**Directive**
Check each line of the data below for the word "negocio", then extract the ones that have it.

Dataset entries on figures

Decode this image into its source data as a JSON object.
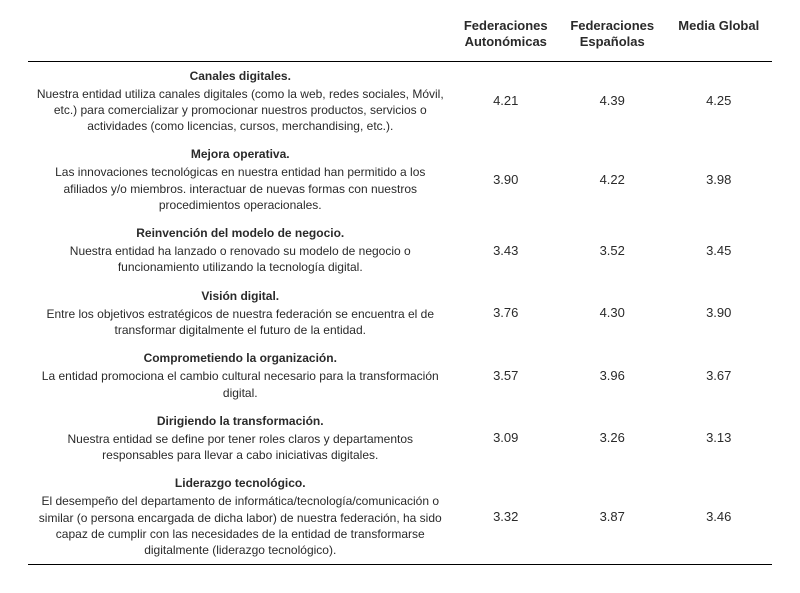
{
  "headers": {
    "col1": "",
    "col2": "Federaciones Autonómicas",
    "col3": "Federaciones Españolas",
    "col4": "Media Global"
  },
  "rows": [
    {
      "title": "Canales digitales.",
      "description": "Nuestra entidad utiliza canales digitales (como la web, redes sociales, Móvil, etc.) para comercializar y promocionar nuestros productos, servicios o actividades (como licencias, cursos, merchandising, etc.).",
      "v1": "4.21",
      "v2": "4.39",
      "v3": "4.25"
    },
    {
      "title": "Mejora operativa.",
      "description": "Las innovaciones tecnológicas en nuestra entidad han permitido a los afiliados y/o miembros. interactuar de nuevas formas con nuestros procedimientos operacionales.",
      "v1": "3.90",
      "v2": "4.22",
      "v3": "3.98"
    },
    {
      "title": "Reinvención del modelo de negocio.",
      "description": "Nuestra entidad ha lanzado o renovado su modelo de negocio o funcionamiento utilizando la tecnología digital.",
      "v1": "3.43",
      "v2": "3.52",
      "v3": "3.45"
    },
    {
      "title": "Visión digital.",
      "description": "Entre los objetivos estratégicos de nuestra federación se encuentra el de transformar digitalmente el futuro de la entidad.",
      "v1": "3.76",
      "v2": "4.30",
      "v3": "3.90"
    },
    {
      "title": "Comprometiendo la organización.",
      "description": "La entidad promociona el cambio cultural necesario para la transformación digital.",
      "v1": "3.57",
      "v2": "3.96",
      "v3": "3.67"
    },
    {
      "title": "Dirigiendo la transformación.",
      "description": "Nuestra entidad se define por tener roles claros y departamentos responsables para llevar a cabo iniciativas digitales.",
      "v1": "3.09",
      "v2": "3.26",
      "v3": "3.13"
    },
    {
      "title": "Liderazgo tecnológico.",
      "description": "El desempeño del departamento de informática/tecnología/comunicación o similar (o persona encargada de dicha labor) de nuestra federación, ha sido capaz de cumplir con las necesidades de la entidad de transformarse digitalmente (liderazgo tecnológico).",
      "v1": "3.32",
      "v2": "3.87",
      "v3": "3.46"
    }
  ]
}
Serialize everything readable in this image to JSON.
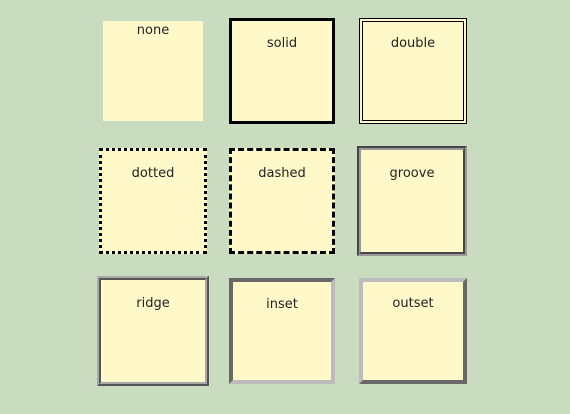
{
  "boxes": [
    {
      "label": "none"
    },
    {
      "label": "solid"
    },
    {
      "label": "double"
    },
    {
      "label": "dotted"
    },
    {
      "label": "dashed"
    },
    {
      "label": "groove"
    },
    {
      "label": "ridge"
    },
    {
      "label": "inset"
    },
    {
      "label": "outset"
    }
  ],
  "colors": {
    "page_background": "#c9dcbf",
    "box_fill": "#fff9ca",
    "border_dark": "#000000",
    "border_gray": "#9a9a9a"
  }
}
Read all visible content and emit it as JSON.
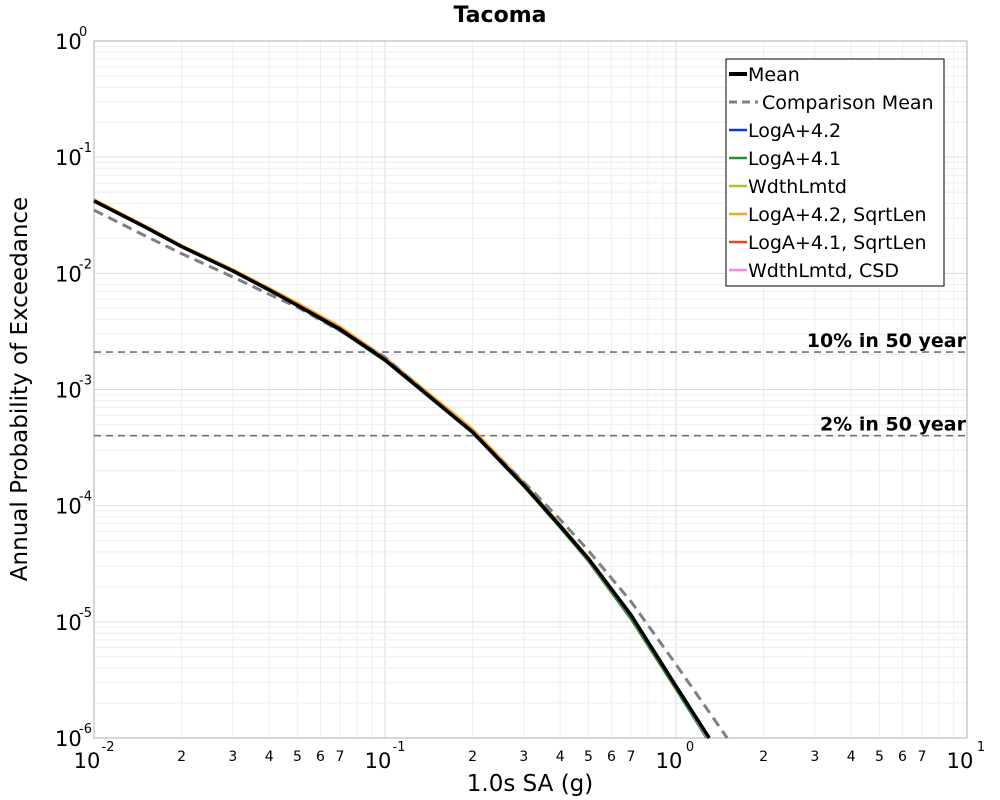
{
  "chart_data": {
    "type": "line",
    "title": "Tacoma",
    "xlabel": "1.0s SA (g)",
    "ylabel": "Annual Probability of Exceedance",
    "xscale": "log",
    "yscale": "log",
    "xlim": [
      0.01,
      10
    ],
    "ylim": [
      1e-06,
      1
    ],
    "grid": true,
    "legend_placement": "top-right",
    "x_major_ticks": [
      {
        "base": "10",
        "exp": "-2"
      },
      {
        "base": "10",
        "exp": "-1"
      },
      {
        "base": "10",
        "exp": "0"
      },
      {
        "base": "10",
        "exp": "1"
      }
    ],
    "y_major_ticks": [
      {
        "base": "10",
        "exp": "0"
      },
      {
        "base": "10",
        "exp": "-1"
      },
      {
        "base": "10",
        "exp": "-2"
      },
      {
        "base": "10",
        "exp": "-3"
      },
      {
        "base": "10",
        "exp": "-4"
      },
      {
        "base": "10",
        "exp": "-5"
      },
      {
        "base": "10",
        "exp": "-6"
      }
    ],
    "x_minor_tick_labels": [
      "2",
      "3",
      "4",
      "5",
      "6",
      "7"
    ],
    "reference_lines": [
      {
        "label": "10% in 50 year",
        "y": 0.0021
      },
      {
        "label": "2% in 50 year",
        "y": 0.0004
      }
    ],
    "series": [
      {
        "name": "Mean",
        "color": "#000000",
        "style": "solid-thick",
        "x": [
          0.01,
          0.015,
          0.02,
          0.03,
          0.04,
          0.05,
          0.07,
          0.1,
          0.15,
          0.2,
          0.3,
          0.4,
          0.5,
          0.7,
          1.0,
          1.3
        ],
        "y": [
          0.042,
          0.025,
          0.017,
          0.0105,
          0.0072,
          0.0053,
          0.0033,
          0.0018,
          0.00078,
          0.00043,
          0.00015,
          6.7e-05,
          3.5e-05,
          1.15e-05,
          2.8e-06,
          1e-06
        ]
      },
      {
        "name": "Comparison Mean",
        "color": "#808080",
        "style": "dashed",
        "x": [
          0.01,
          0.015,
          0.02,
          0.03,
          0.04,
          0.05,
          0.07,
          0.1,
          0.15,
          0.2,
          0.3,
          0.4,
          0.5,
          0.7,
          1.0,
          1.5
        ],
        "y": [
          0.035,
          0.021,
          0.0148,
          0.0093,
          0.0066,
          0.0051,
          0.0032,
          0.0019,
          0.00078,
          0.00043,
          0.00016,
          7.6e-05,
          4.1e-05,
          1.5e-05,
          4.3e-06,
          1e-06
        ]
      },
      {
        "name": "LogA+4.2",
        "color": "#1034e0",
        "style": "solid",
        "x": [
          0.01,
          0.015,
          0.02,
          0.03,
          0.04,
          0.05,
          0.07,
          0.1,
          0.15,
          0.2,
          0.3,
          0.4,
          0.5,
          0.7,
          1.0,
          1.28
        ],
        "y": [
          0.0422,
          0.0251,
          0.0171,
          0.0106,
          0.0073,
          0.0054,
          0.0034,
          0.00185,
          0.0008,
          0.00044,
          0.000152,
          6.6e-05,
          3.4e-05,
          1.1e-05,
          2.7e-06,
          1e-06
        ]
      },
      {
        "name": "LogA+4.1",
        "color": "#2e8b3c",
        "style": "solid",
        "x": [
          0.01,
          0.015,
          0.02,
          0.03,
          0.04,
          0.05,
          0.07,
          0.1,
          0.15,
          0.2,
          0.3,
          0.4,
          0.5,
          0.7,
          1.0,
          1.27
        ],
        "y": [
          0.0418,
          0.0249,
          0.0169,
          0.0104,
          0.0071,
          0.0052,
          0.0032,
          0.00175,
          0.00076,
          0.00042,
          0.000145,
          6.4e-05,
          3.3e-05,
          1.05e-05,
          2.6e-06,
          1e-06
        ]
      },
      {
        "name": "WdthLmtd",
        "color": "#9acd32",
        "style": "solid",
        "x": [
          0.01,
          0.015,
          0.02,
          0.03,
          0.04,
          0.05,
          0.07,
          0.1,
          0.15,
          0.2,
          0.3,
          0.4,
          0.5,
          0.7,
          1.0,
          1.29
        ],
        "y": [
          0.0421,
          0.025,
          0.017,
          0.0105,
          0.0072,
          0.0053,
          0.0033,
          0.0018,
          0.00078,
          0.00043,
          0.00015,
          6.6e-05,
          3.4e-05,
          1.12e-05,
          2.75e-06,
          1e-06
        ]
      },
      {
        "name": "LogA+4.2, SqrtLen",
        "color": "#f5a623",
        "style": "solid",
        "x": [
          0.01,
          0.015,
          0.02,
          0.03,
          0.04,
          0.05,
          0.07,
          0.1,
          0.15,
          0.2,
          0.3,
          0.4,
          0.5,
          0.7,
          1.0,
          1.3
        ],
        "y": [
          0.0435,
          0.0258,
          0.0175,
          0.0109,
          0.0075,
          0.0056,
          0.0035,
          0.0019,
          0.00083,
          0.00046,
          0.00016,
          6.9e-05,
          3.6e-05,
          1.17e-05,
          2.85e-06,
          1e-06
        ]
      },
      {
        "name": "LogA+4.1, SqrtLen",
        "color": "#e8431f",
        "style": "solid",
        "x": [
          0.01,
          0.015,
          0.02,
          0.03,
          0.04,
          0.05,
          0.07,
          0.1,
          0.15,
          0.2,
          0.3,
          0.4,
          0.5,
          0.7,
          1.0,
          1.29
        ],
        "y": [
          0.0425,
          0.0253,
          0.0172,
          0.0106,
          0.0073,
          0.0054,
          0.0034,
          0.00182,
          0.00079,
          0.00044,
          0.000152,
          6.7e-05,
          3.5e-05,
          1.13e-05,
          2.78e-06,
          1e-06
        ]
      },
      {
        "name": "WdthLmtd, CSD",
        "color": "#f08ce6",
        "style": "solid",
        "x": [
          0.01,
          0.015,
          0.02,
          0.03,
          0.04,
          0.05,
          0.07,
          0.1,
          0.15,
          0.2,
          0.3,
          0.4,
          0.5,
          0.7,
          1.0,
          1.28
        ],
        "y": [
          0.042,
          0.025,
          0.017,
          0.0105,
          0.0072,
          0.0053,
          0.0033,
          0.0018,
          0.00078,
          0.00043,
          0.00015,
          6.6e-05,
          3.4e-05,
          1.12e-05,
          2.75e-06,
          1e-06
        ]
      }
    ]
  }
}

**Complete output**
      "title": "Reinvención del modelo de negocio.",
      "description": "Nuestra entidad ha lanzado o renovado su modelo de negocio o funcionamiento utilizando la tecnología digital.",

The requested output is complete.